## TEXTE DU DOCUMENT:
━━━━

Sobre La Marxa : L’énergie créatrice

Sobre La Marxa : L’énergie créatrice

Le vrai art, il est toujours là où on ne l’attend pas. Là où personne ne pense à lui ni ne prononce son nom.

Jean Dubuffet

Sobre La Marxa, documentaire de 2013 projeté au festival du film sur l’art, conte l’histoire de Garell, Catalan qui pendant plus de 40 ans a construit dans la forêt des cabanes devenues tours, des tunnels développés en labyrinthes : un véritable Eden, terre du ludique. Lieu de création et catharsis au monde civilisé. Le documentaire de Jordi Morato est en grande partie un film d’archives : les deux premiers tiers sont ainsi composés des vidéos réalisées par Alex, un jeune ami de Garrell fasciné par celui-ci, ainsi que de quelques autres archives, notamment d’une historienne de l’art américaine. La dernière partie est celle captée par le réalisateur lui-même, allé à la rencontre de Garrell après avoir découvert son histoire. Les datations ne sont pas précisées, mais d’une partie à l’autre c’est 25 à 30 années de création qui sont ainsi enregistrées.

Le documentaire aborde donc par des sources diverses, tout un pan de cette œuvre. Le réalisateur, Jordi Morató, se contente d’apposer sobrement et succinctement une voix-over sur les images d’archives. Il s’efface, proposant quelques clés poétiques sur l’énergie créatrice de Garrell, mais évite tout aspect biographique, refusant de cette manière la recherche dans le passé d’une cause, d’un élément déclencheur à l’œuvre de Garrell. Il s’en tient aux images filmées comme seule réalité d’un geste immanent. Face à une personnalité si extraordinaire, Morató évite donc le didactisme et l’hagiographie plombante. Peu importe les manques et les datations inconnues, puisque la création est pulsionnelle et cyclique, comme inévitable.

━━━━

## TÂCHE À RÉALISER:
Indiquez, s'il vous plaît, pendant combien d'années le Catalan dont parle le texte sur Sobre La Marxa a construit dans la forêt.

━━━━

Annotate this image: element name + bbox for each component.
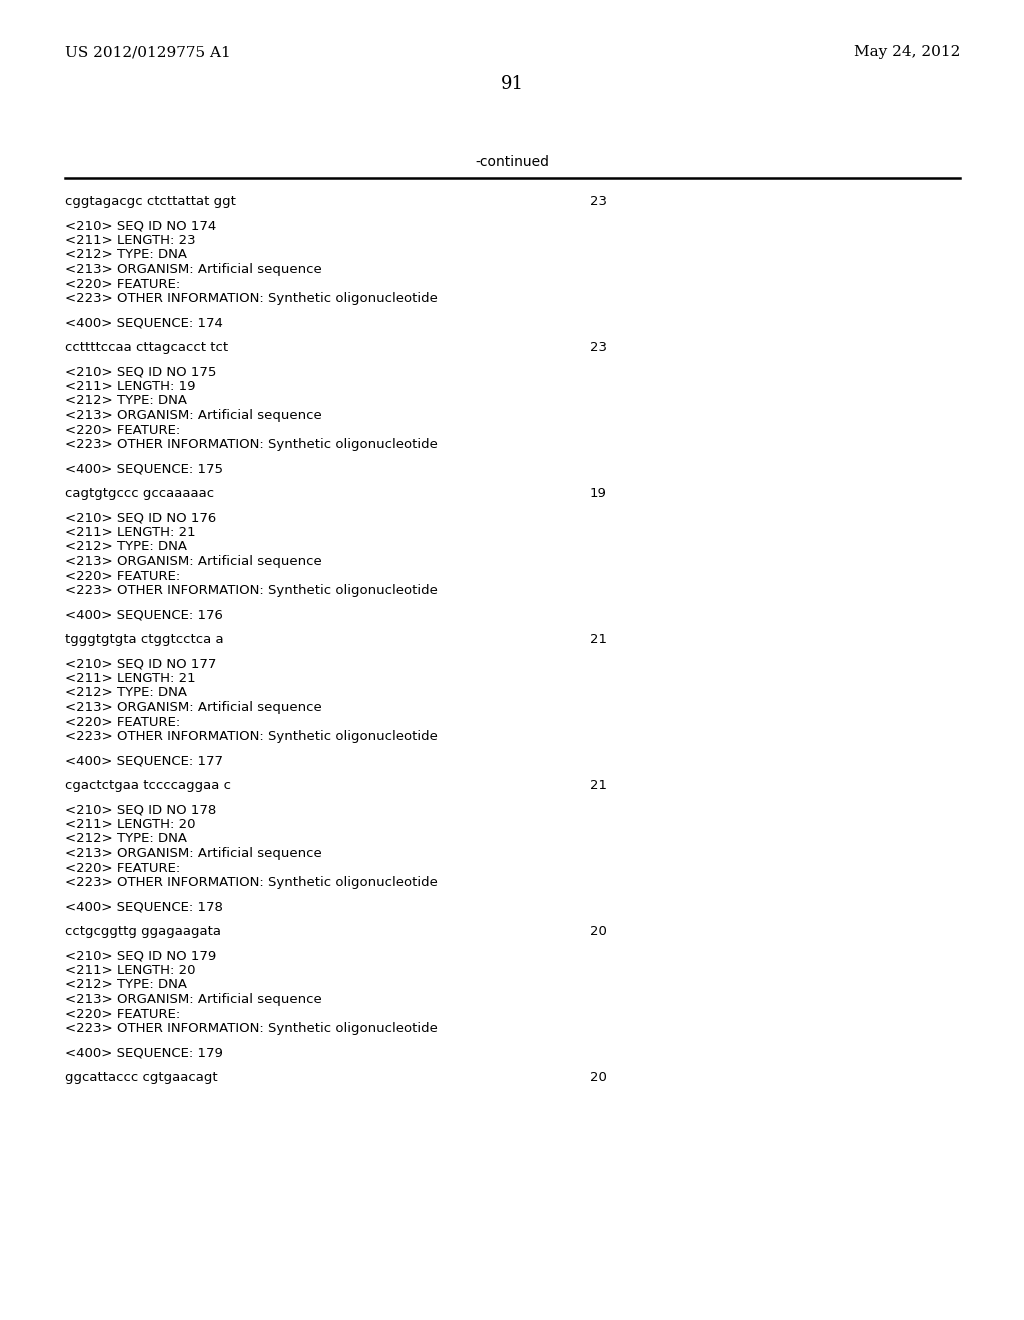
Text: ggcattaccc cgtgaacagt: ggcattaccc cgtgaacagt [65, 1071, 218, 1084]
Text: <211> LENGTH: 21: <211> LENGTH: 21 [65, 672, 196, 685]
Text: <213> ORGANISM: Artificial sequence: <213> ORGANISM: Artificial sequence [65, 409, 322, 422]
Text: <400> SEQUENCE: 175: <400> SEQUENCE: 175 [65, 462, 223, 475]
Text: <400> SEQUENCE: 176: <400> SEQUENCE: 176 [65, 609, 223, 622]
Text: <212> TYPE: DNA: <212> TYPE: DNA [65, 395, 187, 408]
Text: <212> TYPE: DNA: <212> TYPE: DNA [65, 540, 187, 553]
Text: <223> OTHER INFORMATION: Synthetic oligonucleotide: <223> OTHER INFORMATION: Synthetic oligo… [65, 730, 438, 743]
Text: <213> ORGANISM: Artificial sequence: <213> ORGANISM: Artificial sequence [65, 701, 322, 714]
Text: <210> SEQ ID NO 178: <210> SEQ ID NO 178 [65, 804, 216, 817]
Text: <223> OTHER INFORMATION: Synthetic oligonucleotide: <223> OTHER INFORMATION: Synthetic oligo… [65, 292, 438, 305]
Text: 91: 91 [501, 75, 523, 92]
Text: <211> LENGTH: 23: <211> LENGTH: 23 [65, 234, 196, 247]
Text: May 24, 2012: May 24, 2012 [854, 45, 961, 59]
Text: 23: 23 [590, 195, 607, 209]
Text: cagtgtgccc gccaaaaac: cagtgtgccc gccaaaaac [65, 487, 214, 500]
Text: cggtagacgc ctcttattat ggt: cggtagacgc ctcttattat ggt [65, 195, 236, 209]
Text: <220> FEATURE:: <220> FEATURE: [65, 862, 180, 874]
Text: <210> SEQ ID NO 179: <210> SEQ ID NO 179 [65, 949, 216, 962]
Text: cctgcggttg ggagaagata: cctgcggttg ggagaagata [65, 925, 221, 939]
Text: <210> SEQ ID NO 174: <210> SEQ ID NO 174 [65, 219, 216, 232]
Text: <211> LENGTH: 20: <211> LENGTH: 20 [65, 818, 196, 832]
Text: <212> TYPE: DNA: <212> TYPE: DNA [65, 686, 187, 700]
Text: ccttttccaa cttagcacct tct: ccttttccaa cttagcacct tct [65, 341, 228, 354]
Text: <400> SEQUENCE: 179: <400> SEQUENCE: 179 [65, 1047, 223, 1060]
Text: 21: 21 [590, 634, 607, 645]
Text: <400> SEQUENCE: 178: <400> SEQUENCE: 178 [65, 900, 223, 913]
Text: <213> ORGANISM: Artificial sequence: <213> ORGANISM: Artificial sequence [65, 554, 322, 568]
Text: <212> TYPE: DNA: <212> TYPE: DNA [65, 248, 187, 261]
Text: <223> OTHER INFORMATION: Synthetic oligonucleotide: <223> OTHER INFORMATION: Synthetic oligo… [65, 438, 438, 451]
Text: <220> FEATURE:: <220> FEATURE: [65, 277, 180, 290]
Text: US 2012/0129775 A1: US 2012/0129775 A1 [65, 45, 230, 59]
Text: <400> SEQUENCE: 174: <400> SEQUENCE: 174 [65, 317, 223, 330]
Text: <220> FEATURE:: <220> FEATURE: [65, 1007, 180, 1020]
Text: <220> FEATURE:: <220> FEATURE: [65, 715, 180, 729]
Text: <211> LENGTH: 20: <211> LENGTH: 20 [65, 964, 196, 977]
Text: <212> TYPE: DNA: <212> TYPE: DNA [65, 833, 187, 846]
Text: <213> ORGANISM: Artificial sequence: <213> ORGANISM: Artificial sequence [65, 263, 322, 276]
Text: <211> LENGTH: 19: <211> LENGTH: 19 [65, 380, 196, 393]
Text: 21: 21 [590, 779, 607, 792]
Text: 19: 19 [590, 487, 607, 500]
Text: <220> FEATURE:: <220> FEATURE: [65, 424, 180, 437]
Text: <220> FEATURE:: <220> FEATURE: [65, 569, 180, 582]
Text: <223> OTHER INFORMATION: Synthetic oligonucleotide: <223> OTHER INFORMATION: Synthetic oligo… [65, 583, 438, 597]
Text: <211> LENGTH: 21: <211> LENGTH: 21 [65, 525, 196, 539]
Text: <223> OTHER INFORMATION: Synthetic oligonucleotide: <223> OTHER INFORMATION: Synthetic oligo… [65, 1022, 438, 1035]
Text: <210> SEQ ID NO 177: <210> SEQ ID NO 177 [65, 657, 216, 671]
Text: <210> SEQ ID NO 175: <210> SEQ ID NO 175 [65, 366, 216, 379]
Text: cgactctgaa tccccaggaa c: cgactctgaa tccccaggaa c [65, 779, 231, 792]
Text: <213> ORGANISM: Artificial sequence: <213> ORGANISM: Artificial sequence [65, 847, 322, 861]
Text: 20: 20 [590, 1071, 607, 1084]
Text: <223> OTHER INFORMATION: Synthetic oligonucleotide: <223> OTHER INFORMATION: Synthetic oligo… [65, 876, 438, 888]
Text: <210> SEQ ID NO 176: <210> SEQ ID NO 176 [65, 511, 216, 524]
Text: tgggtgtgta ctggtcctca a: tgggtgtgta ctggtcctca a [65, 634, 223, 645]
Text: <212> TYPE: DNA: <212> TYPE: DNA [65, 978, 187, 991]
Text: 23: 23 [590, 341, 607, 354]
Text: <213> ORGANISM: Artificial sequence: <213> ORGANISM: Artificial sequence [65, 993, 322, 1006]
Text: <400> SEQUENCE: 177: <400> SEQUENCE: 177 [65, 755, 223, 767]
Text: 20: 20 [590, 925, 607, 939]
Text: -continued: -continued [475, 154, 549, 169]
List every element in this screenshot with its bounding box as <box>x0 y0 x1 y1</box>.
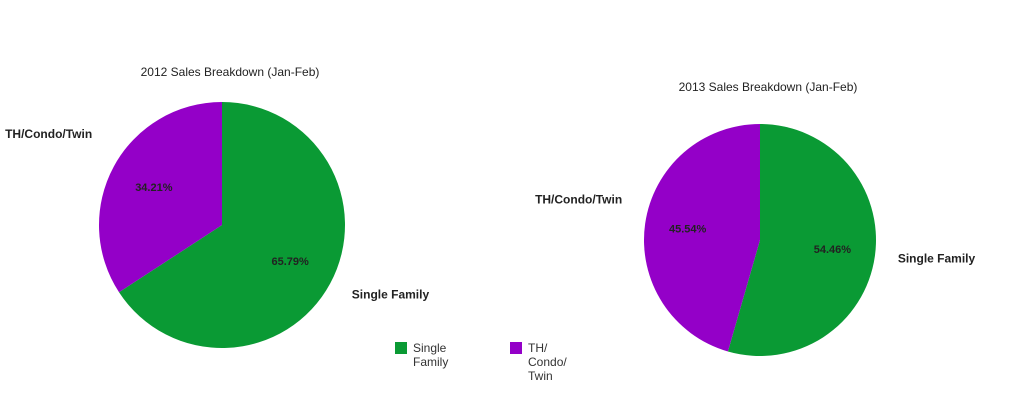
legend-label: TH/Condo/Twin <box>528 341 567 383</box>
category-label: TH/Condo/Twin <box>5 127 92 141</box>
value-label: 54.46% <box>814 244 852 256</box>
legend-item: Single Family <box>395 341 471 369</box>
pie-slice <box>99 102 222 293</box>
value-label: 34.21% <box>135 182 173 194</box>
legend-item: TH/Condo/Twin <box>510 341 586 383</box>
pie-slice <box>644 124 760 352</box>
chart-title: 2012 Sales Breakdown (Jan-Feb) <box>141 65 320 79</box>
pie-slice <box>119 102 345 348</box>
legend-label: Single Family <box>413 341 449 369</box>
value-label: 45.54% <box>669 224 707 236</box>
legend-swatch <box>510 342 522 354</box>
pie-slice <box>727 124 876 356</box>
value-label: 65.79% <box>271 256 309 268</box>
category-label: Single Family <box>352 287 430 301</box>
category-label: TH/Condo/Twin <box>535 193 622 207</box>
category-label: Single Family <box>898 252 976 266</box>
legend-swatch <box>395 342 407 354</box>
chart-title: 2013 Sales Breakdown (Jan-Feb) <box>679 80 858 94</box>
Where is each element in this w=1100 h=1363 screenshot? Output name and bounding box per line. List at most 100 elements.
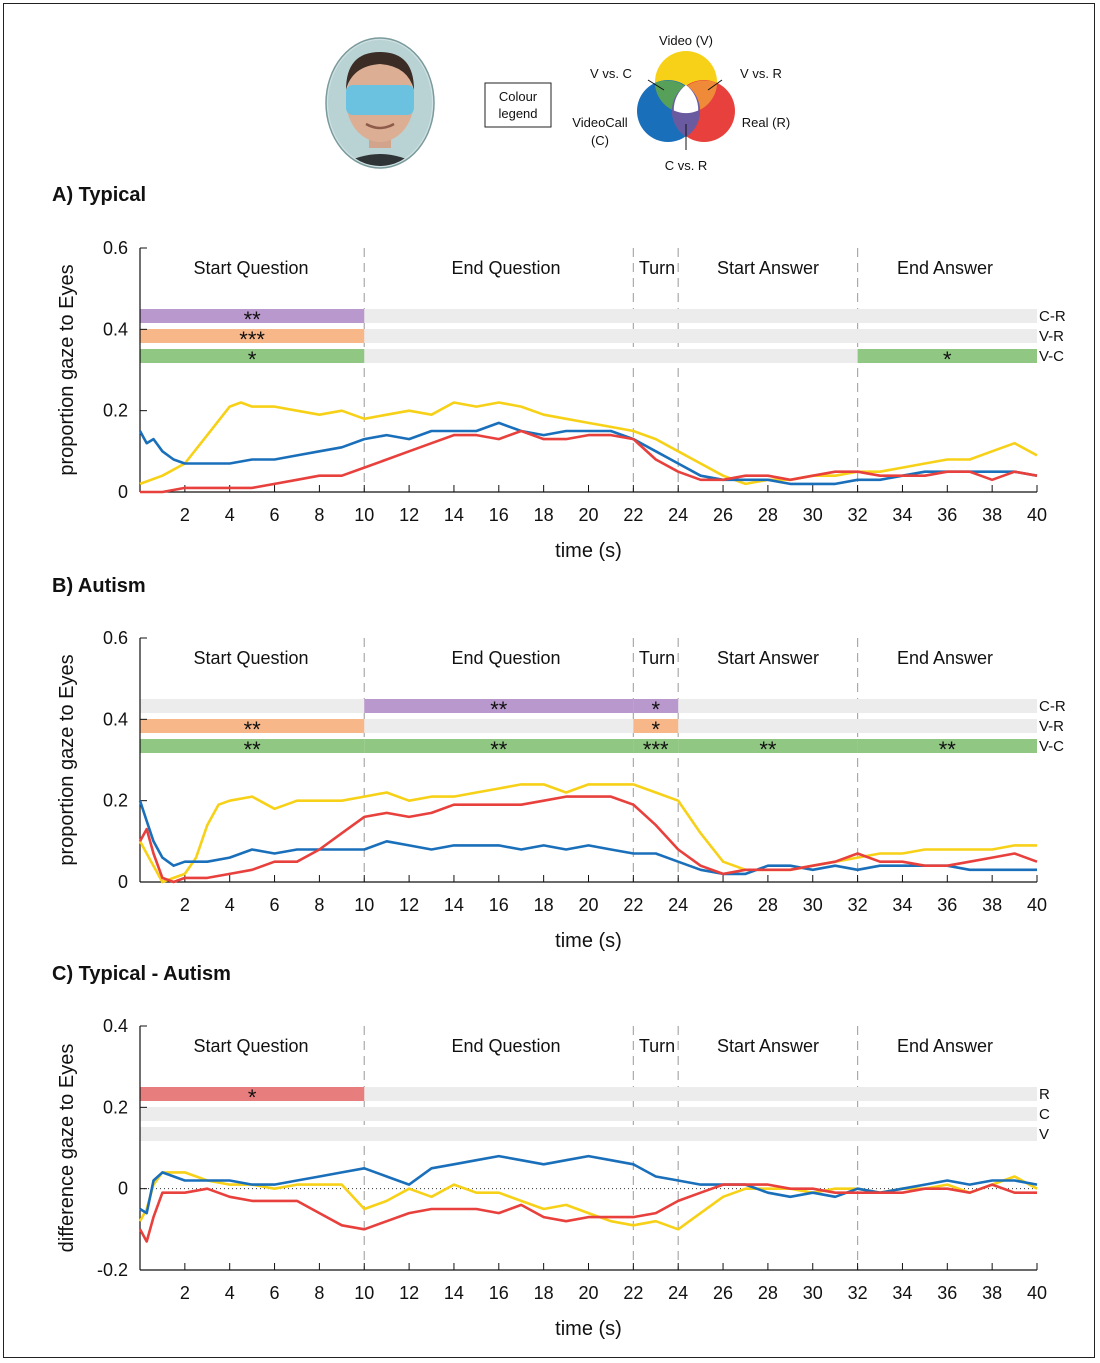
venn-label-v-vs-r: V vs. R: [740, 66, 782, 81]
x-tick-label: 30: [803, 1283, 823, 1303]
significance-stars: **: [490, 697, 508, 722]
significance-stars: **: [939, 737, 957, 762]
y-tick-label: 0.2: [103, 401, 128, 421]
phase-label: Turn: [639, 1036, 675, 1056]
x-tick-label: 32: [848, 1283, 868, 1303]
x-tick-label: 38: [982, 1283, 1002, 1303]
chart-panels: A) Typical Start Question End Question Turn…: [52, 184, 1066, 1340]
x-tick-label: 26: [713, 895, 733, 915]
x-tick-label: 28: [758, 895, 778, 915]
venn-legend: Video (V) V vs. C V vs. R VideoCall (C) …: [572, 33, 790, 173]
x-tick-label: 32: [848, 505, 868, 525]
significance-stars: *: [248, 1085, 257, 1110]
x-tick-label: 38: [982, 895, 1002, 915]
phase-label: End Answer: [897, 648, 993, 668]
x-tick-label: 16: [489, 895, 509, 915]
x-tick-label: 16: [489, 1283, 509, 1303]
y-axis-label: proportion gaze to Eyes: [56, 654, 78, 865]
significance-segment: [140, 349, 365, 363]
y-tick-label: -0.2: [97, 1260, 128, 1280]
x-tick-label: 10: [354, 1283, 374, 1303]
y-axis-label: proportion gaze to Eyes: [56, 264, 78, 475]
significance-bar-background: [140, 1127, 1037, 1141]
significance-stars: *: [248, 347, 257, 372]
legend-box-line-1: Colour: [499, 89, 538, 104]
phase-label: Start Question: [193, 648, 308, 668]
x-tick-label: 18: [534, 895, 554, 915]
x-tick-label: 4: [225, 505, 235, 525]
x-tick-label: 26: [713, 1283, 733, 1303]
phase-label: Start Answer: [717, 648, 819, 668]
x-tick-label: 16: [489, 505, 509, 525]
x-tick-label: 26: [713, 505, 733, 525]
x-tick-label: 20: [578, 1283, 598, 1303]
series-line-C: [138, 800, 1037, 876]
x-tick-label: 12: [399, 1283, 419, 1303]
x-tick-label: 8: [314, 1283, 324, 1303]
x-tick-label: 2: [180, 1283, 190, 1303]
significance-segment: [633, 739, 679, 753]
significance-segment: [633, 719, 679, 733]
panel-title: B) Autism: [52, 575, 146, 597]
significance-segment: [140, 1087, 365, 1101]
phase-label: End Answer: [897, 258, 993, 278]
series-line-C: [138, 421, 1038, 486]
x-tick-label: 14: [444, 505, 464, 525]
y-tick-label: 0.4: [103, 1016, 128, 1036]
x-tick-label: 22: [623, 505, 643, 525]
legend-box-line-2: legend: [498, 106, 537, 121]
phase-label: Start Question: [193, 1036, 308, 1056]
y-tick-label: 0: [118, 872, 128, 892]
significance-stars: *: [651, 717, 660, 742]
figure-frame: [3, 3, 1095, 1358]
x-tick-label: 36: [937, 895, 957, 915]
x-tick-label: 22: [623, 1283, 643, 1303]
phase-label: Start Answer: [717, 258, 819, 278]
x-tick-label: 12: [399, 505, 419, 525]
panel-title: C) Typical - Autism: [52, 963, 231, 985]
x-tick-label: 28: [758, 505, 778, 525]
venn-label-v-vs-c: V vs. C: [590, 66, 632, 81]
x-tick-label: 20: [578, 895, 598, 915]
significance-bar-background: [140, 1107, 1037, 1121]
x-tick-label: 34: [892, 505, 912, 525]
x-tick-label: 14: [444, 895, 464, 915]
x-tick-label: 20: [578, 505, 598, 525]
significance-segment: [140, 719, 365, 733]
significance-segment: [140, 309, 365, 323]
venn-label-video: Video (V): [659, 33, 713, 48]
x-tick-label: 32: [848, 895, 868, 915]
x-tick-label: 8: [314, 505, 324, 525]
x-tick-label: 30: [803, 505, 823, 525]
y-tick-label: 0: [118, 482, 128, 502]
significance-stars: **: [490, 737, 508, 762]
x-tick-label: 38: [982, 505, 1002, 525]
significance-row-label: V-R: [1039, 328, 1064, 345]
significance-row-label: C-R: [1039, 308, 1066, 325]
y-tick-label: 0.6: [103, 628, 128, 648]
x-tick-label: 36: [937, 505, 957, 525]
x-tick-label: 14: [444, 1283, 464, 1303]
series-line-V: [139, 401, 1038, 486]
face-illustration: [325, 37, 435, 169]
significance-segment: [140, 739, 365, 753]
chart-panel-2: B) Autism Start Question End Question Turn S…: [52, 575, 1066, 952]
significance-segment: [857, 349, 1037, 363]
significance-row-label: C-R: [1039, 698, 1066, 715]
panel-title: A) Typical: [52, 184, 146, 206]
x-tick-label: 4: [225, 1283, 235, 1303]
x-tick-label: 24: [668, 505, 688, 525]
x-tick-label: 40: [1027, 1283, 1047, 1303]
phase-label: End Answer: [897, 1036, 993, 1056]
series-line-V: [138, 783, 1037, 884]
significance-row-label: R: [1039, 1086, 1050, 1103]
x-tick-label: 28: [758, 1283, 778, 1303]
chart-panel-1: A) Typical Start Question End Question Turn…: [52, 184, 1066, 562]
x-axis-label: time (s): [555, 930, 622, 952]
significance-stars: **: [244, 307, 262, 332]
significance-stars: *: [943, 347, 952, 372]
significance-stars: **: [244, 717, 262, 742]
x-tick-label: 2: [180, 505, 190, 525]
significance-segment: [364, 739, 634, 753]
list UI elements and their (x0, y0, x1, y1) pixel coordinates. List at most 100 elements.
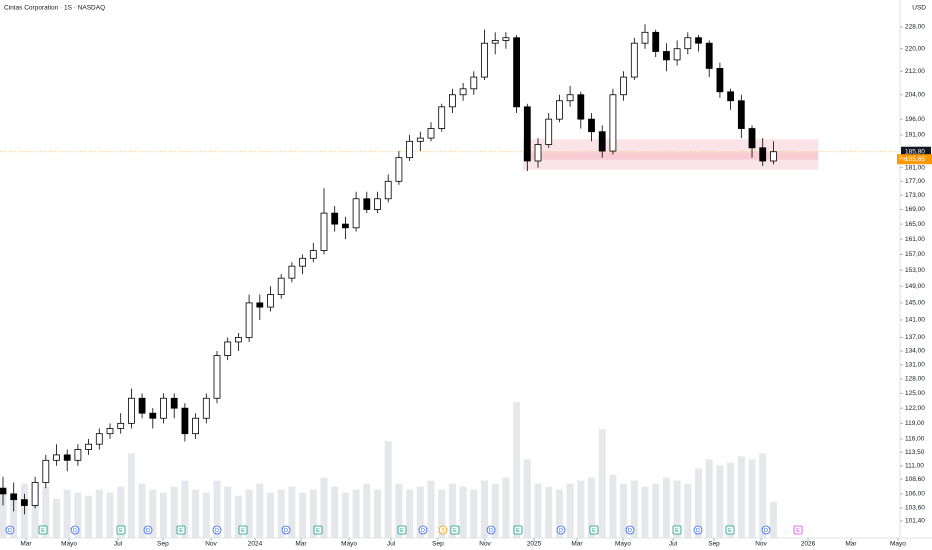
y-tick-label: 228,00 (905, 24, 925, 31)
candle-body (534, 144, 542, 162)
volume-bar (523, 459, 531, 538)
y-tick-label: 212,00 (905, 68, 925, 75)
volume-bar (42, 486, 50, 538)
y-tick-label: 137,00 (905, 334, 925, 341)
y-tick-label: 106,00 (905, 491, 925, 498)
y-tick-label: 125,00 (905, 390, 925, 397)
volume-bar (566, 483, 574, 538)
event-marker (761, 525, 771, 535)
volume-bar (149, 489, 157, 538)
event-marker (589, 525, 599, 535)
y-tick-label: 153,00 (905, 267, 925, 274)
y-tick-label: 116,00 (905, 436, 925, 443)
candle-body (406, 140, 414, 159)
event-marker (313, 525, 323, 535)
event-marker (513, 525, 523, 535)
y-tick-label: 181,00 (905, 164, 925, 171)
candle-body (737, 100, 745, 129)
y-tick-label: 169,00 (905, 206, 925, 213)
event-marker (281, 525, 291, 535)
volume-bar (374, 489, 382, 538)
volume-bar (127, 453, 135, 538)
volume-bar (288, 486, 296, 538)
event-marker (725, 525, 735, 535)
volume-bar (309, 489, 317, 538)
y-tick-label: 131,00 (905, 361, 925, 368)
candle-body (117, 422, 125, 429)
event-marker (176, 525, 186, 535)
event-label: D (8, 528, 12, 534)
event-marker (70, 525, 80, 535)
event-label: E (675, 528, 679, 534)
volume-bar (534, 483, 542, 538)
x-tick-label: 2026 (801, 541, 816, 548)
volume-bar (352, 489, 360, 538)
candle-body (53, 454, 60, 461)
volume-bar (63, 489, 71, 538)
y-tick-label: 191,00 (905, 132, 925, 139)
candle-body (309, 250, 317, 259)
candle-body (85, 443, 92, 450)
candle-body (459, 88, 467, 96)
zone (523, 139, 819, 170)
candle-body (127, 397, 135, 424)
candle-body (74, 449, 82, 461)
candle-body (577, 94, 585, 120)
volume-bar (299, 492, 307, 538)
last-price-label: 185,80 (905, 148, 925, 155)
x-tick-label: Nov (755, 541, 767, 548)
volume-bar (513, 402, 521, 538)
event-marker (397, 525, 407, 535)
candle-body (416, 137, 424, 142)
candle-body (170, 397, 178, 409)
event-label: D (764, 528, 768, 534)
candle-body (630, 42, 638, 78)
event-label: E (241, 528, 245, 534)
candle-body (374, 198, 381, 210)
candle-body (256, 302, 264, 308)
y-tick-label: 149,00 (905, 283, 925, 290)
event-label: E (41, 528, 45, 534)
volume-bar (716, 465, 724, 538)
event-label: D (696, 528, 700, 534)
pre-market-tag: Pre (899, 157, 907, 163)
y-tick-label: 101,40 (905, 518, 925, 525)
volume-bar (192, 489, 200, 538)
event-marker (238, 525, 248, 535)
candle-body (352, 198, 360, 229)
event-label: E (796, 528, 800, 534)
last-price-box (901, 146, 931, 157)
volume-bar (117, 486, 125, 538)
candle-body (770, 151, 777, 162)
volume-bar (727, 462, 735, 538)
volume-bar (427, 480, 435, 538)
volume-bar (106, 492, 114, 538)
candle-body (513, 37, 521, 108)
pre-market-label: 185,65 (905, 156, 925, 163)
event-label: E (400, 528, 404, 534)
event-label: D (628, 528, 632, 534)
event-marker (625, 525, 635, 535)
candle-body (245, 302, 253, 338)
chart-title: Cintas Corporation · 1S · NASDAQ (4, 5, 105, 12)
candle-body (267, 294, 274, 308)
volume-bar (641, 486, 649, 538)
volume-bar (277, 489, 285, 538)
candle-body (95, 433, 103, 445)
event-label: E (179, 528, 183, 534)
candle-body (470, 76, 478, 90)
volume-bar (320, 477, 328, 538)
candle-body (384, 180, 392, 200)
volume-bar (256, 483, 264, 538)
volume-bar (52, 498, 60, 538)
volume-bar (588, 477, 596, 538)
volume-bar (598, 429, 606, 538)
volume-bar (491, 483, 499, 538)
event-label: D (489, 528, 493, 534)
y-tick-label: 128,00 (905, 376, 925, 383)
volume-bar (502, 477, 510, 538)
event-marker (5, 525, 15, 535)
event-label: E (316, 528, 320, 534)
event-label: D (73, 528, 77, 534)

━━━━

## RÉPONSE CORRECTE:
Pendant plus de 40 ans.